• RECORDS TO USE:
———

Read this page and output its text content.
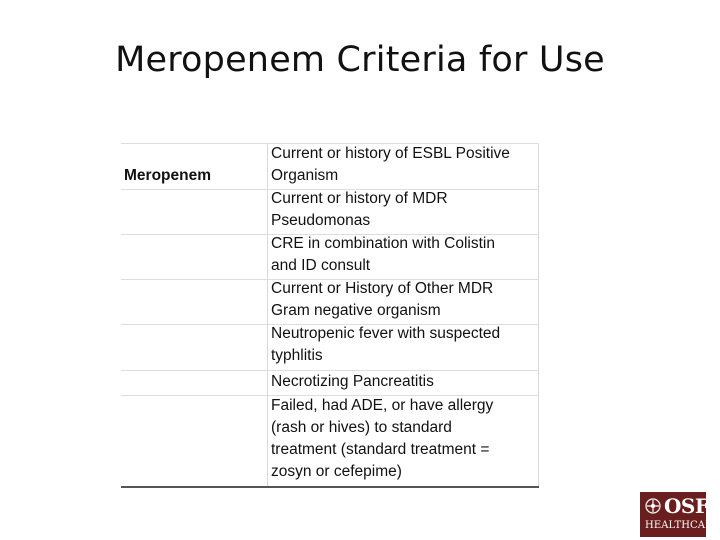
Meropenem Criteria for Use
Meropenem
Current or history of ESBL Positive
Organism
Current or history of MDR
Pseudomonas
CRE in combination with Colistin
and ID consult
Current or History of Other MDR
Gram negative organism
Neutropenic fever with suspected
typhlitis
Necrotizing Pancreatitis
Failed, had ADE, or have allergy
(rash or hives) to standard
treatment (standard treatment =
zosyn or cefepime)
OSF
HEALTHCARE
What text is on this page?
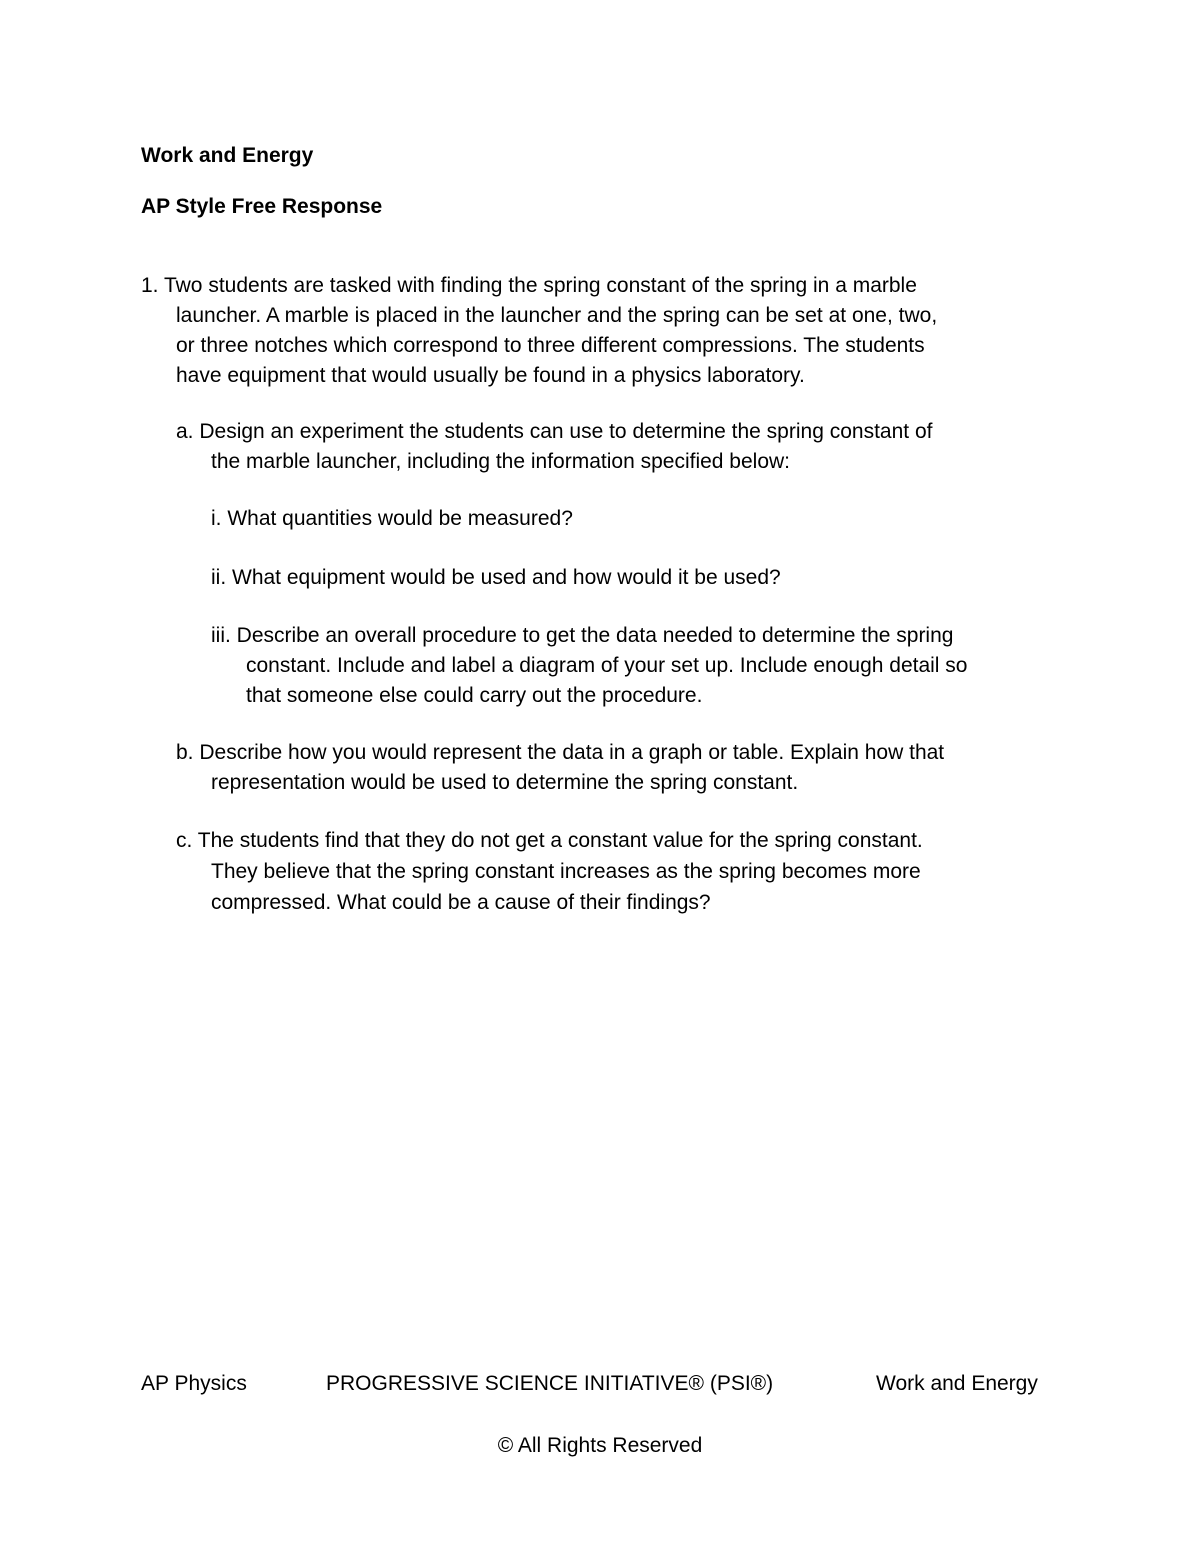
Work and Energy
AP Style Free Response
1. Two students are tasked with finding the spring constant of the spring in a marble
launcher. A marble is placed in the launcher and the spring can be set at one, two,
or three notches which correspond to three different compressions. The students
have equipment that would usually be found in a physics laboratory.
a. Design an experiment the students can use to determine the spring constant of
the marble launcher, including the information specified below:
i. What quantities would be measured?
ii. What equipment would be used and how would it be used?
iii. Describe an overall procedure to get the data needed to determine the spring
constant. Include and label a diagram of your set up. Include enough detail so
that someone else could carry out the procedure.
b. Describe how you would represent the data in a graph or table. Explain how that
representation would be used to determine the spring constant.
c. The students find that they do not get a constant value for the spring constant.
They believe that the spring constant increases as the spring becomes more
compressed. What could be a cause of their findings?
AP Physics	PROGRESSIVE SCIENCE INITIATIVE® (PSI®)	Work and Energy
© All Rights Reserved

———

• WHAT IS BEING ASKED: Will you set down the records word for word while leaving out every picture?

• TASK SOLUTION:
Read this page and output its text content.
Meropenem Criteria for Use
Meropenem
Current or history of ESBL Positive
Organism
Current or history of MDR
Pseudomonas
CRE in combination with Colistin
and ID consult
Current or History of Other MDR
Gram negative organism
Neutropenic fever with suspected
typhlitis
Necrotizing Pancreatitis
Failed, had ADE, or have allergy
(rash or hives) to standard
treatment (standard treatment =
zosyn or cefepime)
OSF
HEALTHCARE
What text is on this page?
Work and Energy
AP Style Free Response
1. Two students are tasked with finding the spring constant of the spring in a marble
launcher. A marble is placed in the launcher and the spring can be set at one, two,
or three notches which correspond to three different compressions. The students
have equipment that would usually be found in a physics laboratory.
a. Design an experiment the students can use to determine the spring constant of
the marble launcher, including the information specified below:
i. What quantities would be measured?
ii. What equipment would be used and how would it be used?
iii. Describe an overall procedure to get the data needed to determine the spring
constant. Include and label a diagram of your set up. Include enough detail so
that someone else could carry out the procedure.
b. Describe how you would represent the data in a graph or table. Explain how that
representation would be used to determine the spring constant.
c. The students find that they do not get a constant value for the spring constant.
They believe that the spring constant increases as the spring becomes more
compressed. What could be a cause of their findings?
AP Physics	PROGRESSIVE SCIENCE INITIATIVE® (PSI®)	Work and Energy
© All Rights Reserved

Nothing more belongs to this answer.